::: TASK DATA

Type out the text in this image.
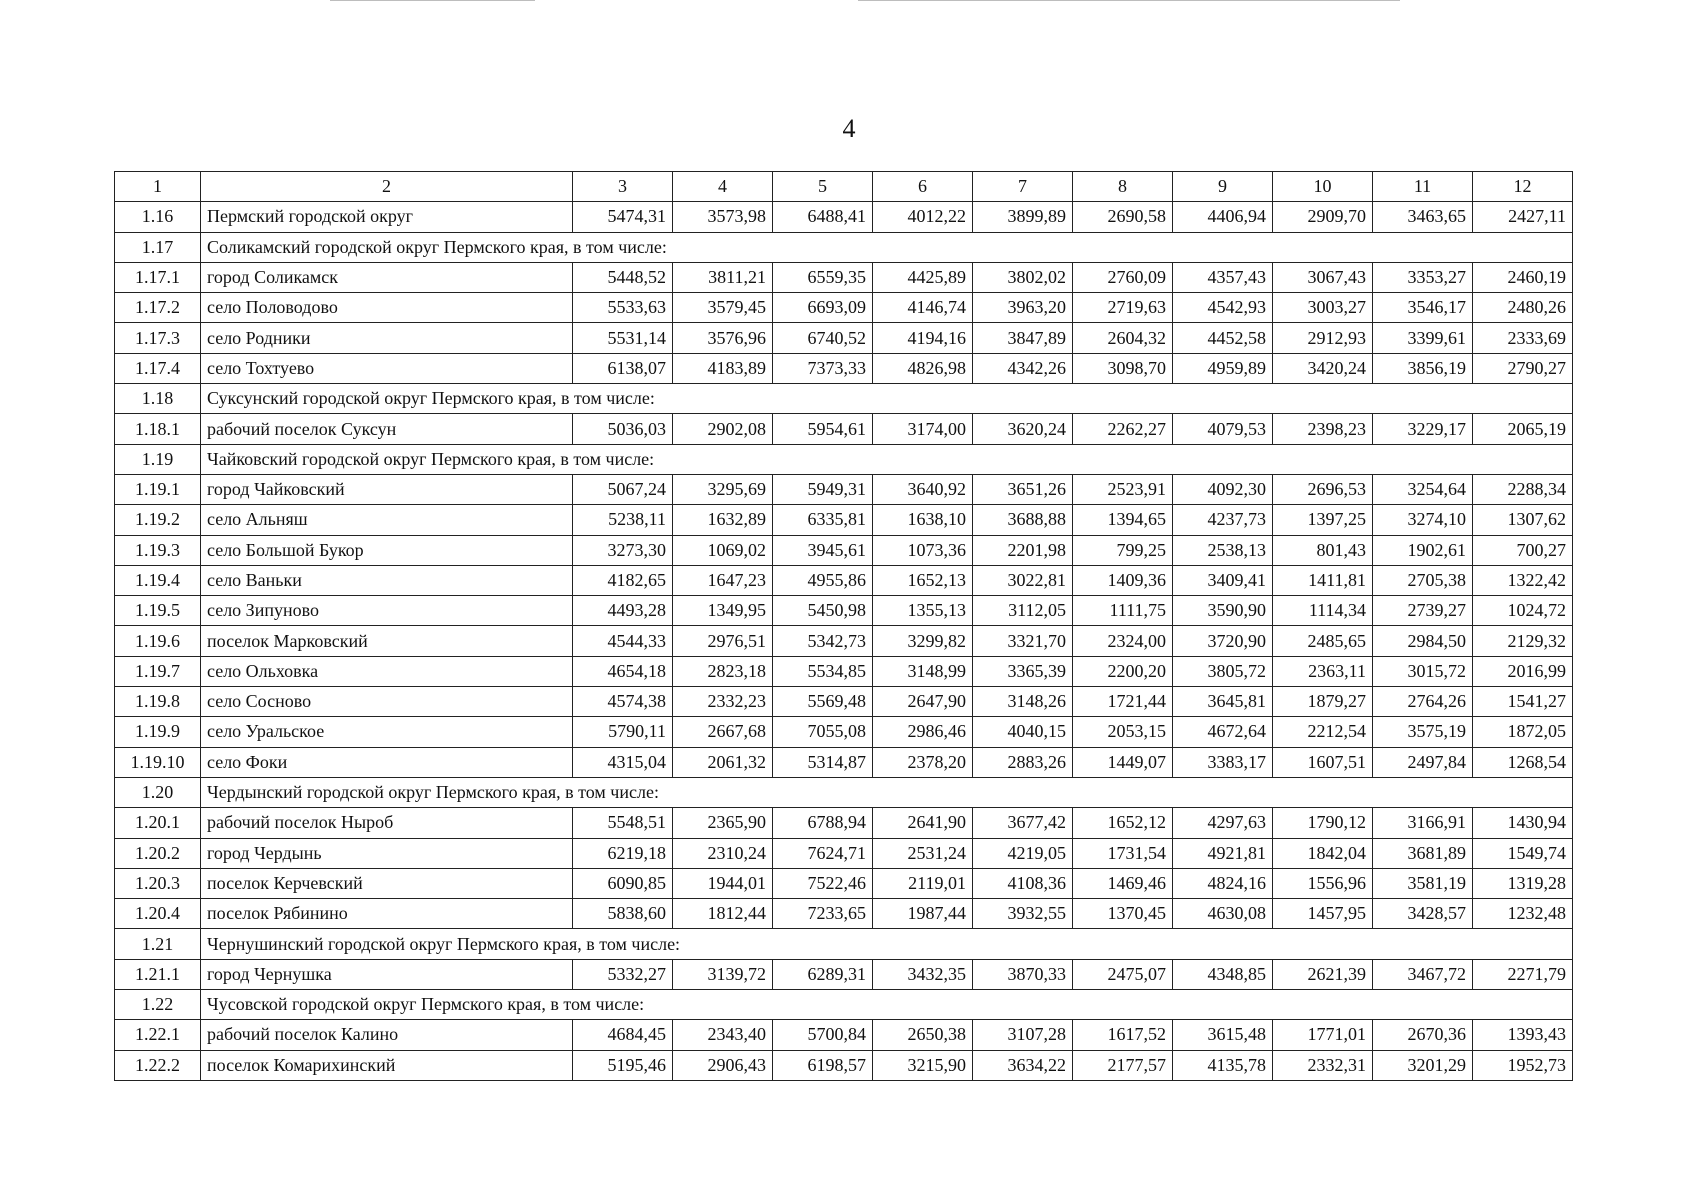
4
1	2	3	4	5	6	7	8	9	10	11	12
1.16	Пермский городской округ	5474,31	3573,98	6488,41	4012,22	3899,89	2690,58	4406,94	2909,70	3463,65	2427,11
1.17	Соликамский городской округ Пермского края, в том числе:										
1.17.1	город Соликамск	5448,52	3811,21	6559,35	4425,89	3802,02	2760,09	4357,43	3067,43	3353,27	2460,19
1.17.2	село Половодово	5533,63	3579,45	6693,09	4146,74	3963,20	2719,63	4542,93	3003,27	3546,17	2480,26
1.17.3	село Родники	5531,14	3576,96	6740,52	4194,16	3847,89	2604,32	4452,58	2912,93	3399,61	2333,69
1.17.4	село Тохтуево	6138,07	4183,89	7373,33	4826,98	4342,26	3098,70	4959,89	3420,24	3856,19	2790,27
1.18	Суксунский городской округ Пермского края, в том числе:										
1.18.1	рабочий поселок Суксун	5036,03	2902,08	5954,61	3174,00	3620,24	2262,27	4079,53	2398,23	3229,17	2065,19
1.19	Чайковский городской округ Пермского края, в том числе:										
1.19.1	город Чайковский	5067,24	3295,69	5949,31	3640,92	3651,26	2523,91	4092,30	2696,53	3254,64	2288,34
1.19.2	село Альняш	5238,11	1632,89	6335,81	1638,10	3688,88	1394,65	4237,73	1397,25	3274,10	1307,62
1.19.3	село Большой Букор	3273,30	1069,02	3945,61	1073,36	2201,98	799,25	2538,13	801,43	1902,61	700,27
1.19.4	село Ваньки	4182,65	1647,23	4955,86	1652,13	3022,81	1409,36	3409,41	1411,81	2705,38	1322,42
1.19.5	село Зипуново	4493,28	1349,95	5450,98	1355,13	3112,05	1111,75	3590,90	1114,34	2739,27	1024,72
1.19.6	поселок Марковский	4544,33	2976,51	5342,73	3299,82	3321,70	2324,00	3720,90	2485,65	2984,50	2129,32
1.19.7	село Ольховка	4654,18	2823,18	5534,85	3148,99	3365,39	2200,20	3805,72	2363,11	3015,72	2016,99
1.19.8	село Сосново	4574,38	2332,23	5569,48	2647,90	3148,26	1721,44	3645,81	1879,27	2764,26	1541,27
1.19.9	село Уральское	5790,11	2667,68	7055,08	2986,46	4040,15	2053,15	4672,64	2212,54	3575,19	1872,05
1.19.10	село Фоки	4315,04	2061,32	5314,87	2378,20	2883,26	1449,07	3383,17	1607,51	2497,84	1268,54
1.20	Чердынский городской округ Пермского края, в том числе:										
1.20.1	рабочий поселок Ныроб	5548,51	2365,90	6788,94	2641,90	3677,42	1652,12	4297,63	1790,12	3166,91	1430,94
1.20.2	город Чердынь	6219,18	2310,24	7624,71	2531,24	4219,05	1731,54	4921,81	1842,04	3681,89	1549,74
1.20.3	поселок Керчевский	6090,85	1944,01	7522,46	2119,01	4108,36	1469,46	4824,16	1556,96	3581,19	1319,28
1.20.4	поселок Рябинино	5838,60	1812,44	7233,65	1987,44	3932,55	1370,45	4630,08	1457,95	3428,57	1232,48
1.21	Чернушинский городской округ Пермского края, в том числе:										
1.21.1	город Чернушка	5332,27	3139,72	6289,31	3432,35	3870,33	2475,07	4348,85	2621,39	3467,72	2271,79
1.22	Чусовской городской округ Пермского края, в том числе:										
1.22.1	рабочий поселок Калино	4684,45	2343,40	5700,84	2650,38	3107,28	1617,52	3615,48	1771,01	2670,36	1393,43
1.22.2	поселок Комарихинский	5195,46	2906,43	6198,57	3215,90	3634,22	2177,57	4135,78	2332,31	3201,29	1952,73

::::::
::: TASK DATA

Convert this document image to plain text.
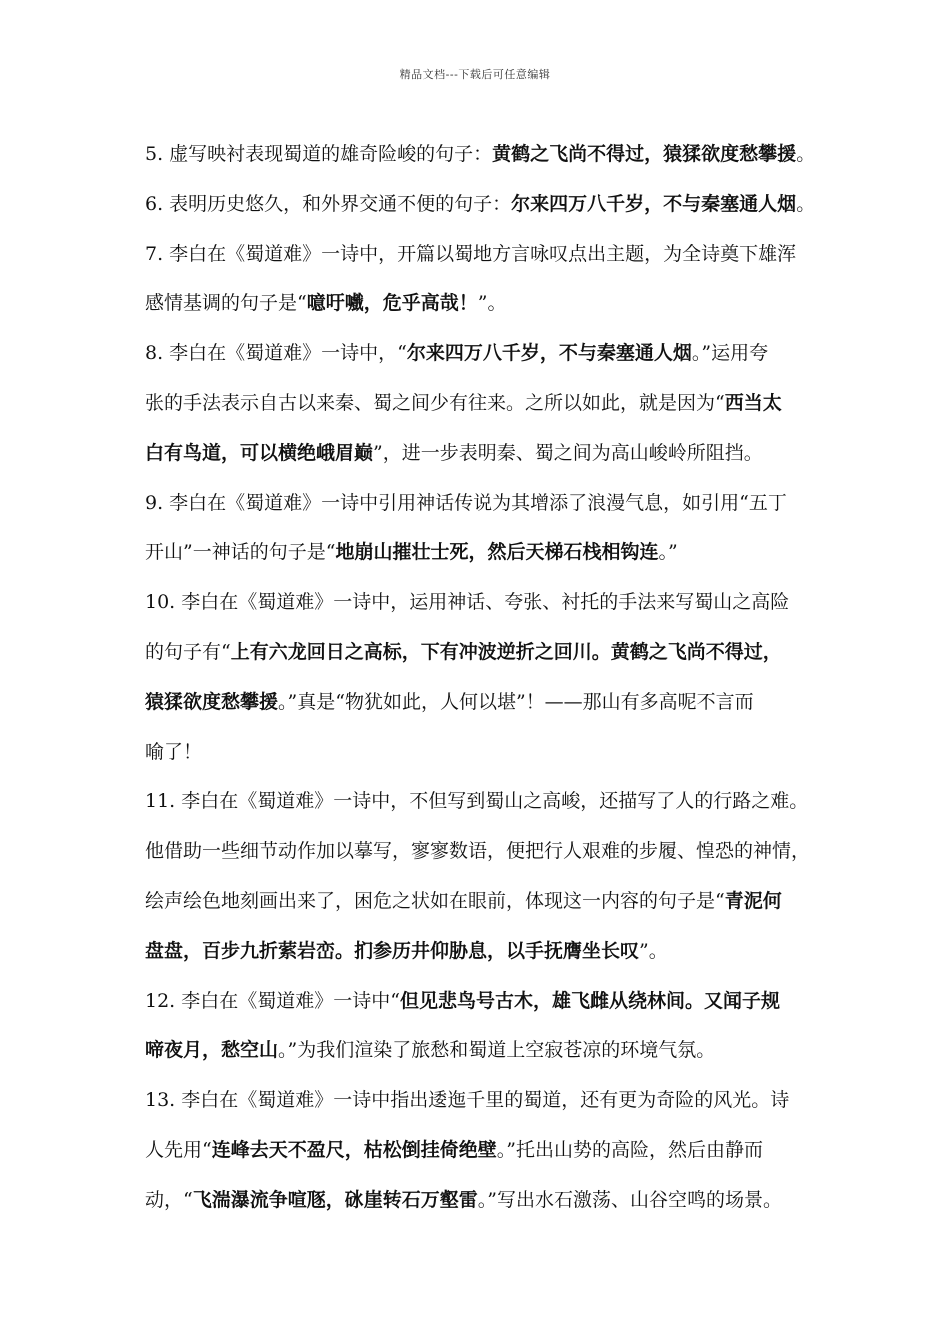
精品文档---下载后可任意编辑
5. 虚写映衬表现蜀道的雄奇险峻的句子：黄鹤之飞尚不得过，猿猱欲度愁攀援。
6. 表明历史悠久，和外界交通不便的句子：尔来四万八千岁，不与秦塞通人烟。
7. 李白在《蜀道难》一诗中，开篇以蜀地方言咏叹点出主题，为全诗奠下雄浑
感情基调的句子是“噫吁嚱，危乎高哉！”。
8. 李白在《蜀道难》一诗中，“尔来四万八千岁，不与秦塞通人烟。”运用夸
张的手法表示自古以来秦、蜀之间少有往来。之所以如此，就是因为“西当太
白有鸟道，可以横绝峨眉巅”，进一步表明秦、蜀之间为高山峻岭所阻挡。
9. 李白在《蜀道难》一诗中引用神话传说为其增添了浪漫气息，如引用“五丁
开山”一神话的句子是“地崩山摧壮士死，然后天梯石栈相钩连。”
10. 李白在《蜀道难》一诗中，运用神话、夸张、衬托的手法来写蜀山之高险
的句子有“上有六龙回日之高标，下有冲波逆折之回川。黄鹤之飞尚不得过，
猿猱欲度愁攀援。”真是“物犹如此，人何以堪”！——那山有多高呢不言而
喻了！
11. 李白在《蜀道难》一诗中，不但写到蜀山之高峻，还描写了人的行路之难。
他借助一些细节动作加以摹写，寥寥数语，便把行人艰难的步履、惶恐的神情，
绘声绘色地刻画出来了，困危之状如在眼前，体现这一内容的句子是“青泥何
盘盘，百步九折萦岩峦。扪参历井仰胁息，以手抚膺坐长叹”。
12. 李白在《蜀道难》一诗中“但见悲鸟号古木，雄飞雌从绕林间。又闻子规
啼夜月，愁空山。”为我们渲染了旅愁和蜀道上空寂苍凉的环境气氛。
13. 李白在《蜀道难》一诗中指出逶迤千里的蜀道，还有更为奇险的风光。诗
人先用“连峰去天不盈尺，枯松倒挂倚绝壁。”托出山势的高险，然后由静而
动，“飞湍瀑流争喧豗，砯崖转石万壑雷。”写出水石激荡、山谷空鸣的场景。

::::::

Copy each line of the data above that holds "尔来四万八千岁".

| EXERCISE OUTPUT |
6. 表明历史悠久，和外界交通不便的句子：尔来四万八千岁，不与秦塞通人烟。
8. 李白在《蜀道难》一诗中，“尔来四万八千岁，不与秦塞通人烟。”运用夸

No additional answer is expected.